What is needed: Only a number is wanted. Count the lines holding the string "machines".

Provided data:

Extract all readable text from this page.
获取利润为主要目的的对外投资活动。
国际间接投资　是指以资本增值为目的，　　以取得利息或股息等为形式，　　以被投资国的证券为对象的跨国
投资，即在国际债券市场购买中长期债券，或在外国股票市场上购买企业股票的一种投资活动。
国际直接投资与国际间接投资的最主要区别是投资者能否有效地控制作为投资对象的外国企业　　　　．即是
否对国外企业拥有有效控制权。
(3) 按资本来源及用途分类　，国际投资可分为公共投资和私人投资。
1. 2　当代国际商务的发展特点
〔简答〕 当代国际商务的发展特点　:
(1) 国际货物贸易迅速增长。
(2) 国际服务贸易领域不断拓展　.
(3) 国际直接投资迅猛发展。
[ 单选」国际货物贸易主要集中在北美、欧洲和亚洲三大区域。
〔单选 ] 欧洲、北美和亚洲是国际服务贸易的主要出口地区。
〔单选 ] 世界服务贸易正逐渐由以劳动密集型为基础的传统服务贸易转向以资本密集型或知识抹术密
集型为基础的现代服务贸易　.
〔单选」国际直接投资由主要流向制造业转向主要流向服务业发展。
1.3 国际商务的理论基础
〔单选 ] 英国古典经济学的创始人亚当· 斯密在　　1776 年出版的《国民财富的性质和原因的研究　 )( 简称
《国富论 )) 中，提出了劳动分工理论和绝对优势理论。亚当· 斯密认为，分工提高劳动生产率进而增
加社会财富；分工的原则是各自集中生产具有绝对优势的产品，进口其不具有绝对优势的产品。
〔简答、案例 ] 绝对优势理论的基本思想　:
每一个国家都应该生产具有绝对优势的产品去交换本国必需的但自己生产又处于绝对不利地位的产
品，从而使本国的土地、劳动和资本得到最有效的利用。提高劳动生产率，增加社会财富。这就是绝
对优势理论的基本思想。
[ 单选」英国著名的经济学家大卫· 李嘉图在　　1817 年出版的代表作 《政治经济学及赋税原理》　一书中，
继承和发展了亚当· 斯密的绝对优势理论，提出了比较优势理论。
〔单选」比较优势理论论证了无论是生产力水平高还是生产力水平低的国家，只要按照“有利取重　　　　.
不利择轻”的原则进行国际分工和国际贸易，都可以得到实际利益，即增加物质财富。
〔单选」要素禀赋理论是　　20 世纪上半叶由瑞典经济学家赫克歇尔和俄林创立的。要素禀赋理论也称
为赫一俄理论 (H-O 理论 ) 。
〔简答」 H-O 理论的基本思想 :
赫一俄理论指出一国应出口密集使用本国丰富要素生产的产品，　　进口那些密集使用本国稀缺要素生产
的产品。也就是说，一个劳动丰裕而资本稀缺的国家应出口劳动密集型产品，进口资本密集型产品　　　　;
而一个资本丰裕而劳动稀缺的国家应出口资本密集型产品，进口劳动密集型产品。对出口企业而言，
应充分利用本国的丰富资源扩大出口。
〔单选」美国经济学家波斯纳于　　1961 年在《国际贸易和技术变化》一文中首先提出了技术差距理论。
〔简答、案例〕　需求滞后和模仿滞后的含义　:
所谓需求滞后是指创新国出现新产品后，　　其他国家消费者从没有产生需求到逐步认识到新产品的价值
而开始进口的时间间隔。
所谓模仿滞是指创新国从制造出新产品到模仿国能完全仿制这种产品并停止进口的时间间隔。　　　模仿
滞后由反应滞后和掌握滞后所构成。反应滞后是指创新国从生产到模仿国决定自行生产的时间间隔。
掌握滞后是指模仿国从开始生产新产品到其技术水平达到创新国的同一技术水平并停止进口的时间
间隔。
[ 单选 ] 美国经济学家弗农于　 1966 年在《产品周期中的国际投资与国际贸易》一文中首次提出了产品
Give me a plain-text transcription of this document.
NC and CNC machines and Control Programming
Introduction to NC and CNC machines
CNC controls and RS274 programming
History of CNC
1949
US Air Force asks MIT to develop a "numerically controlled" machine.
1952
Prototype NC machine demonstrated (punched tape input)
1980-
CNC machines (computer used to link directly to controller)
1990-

Result of this task: 3